PROBLEM TO WORK ON: Take the material below and retype it in full; pictures are left out.

########

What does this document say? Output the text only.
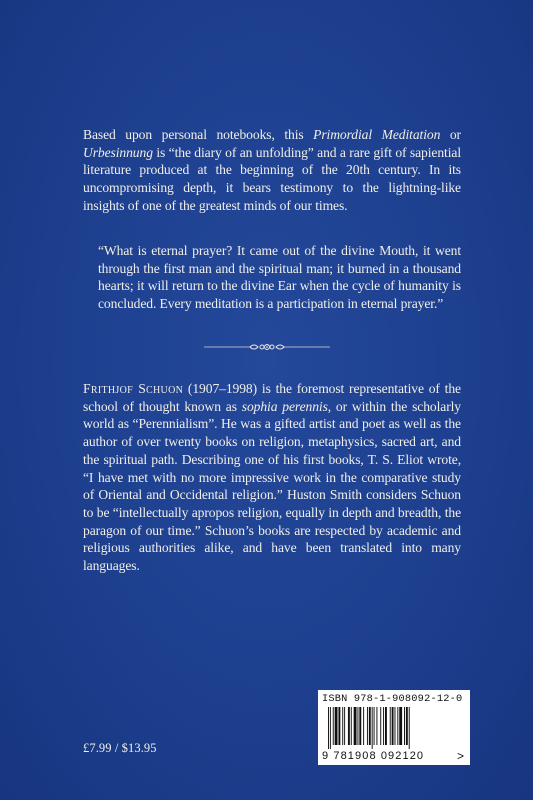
Based upon personal notebooks, this Primordial Meditation or Urbesinnung is “the diary of an unfolding” and a rare gift of sapiential literature produced at the beginning of the 20th century. In its uncompromising depth, it bears testimony to the lightning-like insights of one of the greatest minds of our times.

“What is eternal prayer? It came out of the divine Mouth, it went through the first man and the spiritual man; it burned in a thousand hearts; it will return to the divine Ear when the cycle of humanity is concluded. Every meditation is a participation in eternal prayer.”

Frithjof Schuon (1907–1998) is the foremost representative of the school of thought known as sophia perennis, or within the scholarly world as “Perennialism”. He was a gifted artist and poet as well as the author of over twenty books on religion, metaphysics, sacred art, and the spiritual path. Describing one of his first books, T. S. Eliot wrote, “I have met with no more impressive work in the comparative study of Oriental and Occidental religion.” Huston Smith considers Schuon to be “intellectually apropos religion, equally in depth and breadth, the paragon of our time.” Schuon’s books are respected by academic and religious authorities alike, and have been translated into many languages.

£7.99 / $13.95
ISBN 978-1-908092-12-0
9 781908 092120	>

########

SOLUTION FOR THIS TASK:
What does this document say? Output the text only.
Based upon personal notebooks, this Primordial Meditation or Urbesinnung is “the diary of an unfolding” and a rare gift of sapiential literature produced at the beginning of the 20th century. In its uncompromising depth, it bears testimony to the lightning-like insights of one of the greatest minds of our times.

“What is eternal prayer? It came out of the divine Mouth, it went through the first man and the spiritual man; it burned in a thousand hearts; it will return to the divine Ear when the cycle of humanity is concluded. Every meditation is a participation in eternal prayer.”

Frithjof Schuon (1907–1998) is the foremost representative of the school of thought known as sophia perennis, or within the scholarly world as “Perennialism”. He was a gifted artist and poet as well as the author of over twenty books on religion, metaphysics, sacred art, and the spiritual path. Describing one of his first books, T. S. Eliot wrote, “I have met with no more impressive work in the comparative study of Oriental and Occidental religion.” Huston Smith considers Schuon to be “intellectually apropos religion, equally in depth and breadth, the paragon of our time.” Schuon’s books are respected by academic and religious authorities alike, and have been translated into many languages.

£7.99 / $13.95
ISBN 978-1-908092-12-0
9 781908 092120	>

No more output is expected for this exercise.